- [Job]:
Scan the records below. List lines holding "title".

- [Information supplied]:

————

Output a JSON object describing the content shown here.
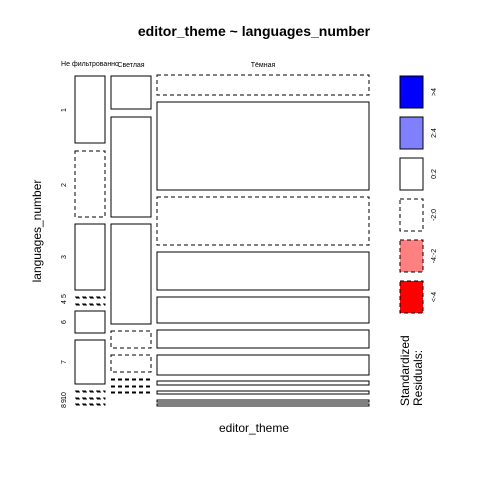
{
  "chart_data": {
    "type": "mosaic",
    "title": "editor_theme ~ languages_number",
    "xlabel": "editor_theme",
    "ylabel": "languages_number",
    "columns": [
      "Не фильтрованно",
      "Светлая",
      "Тёмная"
    ],
    "rows": [
      "1",
      "2",
      "3",
      "5",
      "4",
      "6",
      "7",
      "8",
      "9",
      "10"
    ],
    "row_labels_shown": [
      "1",
      "2",
      "3",
      "5",
      "4",
      "6",
      "7",
      "10",
      "9",
      "8"
    ],
    "cells": [
      {
        "column": "Не фильтрованно",
        "row": "1",
        "residual": "0:2"
      },
      {
        "column": "Не фильтрованно",
        "row": "2",
        "residual": "-2:0"
      },
      {
        "column": "Не фильтрованно",
        "row": "3",
        "residual": "0:2"
      },
      {
        "column": "Не фильтрованно",
        "row": "5",
        "residual": "-2:0"
      },
      {
        "column": "Не фильтрованно",
        "row": "4",
        "residual": "-2:0"
      },
      {
        "column": "Не фильтрованно",
        "row": "6",
        "residual": "0:2"
      },
      {
        "column": "Не фильтрованно",
        "row": "7",
        "residual": "0:2"
      },
      {
        "column": "Не фильтрованно",
        "row": "8",
        "residual": "-2:0"
      },
      {
        "column": "Не фильтрованно",
        "row": "9",
        "residual": "-2:0"
      },
      {
        "column": "Не фильтрованно",
        "row": "10",
        "residual": "-2:0"
      },
      {
        "column": "Светлая",
        "row": "1",
        "residual": "0:2"
      },
      {
        "column": "Светлая",
        "row": "2",
        "residual": "0:2"
      },
      {
        "column": "Светлая",
        "row": "3",
        "residual": "0:2"
      },
      {
        "column": "Светлая",
        "row": "6",
        "residual": "-2:0"
      },
      {
        "column": "Светлая",
        "row": "7",
        "residual": "-2:0"
      },
      {
        "column": "Светлая",
        "row": "8",
        "residual": "-2:0"
      },
      {
        "column": "Светлая",
        "row": "9",
        "residual": "-2:0"
      },
      {
        "column": "Светлая",
        "row": "10",
        "residual": "-2:0"
      },
      {
        "column": "Тёмная",
        "row": "1",
        "residual": "-2:0"
      },
      {
        "column": "Тёмная",
        "row": "2",
        "residual": "0:2"
      },
      {
        "column": "Тёмная",
        "row": "3",
        "residual": "-2:0"
      },
      {
        "column": "Тёмная",
        "row": "5",
        "residual": "0:2"
      },
      {
        "column": "Тёмная",
        "row": "6",
        "residual": "0:2"
      },
      {
        "column": "Тёмная",
        "row": "7",
        "residual": "0:2"
      },
      {
        "column": "Тёмная",
        "row": "8",
        "residual": "0:2"
      },
      {
        "column": "Тёмная",
        "row": "9",
        "residual": "0:2"
      },
      {
        "column": "Тёмная",
        "row": "10",
        "residual": "0:2"
      }
    ],
    "legend": {
      "title": [
        "Standardized",
        "Residuals:"
      ],
      "placement": "right",
      "entries": [
        {
          "label": ">4",
          "fill": "#0000ff",
          "dashed": false
        },
        {
          "label": "2:4",
          "fill": "#8080ff",
          "dashed": false
        },
        {
          "label": "0:2",
          "fill": "#ffffff",
          "dashed": false
        },
        {
          "label": "-2:0",
          "fill": "#ffffff",
          "dashed": true
        },
        {
          "label": "-4:-2",
          "fill": "#ff8080",
          "dashed": true
        },
        {
          "label": "<-4",
          "fill": "#ff0000",
          "dashed": true
        }
      ]
    }
  }
}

————

- [Result of this task]:
    "title": "editor_theme ~ languages_number",
      "title": [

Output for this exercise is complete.